• [EXERCISE INSTRUCTIONS]
Look over the lines below. Report each one that includes the string "ffffff".

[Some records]

>>>>

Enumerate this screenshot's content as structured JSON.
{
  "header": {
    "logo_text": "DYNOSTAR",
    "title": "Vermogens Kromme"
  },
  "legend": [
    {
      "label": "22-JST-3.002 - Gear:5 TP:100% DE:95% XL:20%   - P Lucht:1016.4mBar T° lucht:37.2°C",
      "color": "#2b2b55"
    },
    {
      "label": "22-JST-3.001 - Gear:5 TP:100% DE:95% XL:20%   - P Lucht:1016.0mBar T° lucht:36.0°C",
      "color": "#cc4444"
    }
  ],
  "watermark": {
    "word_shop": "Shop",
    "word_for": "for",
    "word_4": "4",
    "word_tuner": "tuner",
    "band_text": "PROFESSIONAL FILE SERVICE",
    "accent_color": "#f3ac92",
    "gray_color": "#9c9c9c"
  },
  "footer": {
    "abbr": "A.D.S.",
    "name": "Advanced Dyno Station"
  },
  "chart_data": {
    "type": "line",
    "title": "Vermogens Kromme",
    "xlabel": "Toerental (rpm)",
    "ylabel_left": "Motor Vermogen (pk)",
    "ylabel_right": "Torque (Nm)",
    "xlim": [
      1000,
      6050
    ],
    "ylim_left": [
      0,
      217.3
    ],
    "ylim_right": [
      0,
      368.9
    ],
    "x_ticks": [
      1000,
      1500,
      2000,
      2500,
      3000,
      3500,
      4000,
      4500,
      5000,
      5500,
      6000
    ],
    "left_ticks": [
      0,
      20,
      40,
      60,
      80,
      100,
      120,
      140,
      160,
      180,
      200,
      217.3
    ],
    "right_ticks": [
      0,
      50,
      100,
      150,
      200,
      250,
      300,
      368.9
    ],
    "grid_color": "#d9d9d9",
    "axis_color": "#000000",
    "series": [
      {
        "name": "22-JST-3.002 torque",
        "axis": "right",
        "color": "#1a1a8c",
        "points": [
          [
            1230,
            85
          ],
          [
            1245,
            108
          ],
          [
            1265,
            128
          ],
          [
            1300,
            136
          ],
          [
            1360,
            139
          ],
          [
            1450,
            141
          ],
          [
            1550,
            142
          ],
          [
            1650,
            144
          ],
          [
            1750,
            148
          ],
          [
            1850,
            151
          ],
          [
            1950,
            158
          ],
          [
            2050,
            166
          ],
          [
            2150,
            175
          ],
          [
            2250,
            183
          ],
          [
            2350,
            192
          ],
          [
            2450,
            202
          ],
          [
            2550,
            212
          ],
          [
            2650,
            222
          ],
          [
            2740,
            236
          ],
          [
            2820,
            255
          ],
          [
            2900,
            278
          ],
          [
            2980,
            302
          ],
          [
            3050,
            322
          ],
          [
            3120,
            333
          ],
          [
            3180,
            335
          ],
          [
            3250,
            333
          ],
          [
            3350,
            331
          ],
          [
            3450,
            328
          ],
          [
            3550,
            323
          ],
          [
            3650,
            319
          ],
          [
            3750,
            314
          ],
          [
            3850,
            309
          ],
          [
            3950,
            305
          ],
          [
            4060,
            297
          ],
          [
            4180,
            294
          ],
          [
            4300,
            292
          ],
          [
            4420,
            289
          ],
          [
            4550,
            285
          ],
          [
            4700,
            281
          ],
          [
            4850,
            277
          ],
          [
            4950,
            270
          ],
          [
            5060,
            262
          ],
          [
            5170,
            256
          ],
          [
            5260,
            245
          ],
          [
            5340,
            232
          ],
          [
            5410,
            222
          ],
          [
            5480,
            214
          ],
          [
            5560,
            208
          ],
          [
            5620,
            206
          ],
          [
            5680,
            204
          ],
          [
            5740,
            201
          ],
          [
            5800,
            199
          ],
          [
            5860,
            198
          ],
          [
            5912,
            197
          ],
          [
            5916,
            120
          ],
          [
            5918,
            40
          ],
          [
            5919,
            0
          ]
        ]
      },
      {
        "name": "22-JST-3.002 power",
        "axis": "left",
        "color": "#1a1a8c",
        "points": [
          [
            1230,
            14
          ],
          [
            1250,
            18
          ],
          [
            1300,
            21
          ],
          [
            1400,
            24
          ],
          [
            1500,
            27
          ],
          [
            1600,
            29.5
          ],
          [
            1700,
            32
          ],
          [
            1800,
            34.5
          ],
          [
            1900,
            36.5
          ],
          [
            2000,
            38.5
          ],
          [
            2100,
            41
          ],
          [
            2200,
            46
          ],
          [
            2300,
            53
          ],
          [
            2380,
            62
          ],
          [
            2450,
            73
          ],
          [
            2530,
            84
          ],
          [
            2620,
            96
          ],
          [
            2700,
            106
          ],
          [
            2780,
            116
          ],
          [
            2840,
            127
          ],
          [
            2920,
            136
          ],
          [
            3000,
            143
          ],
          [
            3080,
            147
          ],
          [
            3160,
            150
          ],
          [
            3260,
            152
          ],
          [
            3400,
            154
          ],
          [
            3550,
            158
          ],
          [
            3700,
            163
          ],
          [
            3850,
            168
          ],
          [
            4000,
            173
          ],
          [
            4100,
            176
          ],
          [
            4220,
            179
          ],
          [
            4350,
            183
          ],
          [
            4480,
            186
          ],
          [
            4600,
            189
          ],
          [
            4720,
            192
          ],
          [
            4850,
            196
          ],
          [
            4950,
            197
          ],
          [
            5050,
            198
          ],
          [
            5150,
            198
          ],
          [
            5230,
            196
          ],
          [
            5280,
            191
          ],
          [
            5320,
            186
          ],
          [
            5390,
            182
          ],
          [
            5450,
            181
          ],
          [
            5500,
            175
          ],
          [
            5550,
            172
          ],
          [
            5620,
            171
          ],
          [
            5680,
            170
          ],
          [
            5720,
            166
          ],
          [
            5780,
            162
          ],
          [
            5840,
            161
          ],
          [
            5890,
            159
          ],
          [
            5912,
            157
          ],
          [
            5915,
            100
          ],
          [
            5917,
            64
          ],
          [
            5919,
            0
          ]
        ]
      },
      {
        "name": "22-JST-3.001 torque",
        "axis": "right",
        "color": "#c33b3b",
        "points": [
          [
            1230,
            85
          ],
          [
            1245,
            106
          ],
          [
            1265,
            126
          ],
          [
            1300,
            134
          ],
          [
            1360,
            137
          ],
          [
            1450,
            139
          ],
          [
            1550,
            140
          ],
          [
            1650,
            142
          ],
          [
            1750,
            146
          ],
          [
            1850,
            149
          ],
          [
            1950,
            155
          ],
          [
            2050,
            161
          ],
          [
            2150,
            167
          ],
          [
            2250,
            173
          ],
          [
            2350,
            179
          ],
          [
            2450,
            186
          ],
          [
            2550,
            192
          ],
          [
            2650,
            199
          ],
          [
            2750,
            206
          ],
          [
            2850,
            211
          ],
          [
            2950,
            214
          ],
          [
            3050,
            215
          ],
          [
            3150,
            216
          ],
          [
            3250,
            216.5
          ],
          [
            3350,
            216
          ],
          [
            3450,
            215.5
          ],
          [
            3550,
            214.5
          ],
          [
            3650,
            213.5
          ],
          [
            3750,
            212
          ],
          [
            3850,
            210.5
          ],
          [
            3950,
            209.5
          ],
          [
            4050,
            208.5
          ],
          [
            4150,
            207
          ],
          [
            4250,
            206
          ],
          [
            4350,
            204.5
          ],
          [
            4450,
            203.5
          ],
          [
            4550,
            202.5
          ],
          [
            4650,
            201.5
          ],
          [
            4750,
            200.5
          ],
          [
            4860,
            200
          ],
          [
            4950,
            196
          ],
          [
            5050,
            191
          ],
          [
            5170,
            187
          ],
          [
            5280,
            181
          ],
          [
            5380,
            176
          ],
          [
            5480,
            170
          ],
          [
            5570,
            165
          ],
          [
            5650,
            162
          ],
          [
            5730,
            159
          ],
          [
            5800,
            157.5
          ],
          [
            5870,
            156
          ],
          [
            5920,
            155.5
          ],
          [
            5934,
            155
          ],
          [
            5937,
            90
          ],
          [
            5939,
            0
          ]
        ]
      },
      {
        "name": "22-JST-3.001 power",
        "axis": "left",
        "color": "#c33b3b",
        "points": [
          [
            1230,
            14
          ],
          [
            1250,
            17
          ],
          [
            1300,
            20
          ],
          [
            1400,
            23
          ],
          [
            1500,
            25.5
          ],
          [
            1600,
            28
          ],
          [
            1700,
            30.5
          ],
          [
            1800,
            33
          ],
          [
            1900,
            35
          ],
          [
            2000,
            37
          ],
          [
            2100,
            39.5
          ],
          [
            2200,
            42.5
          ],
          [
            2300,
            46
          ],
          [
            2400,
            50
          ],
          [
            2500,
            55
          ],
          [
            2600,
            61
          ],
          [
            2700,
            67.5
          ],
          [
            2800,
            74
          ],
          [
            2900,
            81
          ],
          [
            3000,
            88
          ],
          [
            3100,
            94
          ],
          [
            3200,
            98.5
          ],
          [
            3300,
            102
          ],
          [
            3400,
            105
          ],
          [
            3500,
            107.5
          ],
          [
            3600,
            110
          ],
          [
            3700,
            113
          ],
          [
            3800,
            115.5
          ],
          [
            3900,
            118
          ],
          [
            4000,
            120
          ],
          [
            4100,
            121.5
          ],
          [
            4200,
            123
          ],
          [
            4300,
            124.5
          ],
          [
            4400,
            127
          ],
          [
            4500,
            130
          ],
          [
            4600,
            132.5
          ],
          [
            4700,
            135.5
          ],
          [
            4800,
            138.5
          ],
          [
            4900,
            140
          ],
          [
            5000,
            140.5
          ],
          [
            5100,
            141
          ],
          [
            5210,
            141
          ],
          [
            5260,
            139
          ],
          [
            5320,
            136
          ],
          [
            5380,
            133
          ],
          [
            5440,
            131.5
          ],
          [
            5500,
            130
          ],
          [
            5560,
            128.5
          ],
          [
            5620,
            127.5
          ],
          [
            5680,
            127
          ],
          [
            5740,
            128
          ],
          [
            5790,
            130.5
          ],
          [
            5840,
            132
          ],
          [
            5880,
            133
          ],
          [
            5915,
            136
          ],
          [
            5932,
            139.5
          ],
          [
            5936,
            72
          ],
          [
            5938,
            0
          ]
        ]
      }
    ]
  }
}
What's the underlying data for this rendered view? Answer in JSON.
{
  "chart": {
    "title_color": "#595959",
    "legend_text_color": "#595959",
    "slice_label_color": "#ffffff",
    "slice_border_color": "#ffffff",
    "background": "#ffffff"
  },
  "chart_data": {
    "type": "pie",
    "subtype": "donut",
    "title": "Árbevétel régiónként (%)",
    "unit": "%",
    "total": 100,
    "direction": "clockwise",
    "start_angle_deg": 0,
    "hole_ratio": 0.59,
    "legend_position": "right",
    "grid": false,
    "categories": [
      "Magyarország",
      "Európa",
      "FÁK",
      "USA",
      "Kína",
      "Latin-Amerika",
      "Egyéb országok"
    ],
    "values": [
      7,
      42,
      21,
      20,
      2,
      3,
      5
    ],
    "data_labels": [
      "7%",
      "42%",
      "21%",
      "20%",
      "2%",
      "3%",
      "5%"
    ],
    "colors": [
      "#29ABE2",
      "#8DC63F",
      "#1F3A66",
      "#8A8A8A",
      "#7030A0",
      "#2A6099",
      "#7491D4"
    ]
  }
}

<<<<

• [ANSWER TO THIS EXERCISE]
    "slice_label_color": "#ffffff",
    "slice_border_color": "#ffffff",
    "background": "#ffffff"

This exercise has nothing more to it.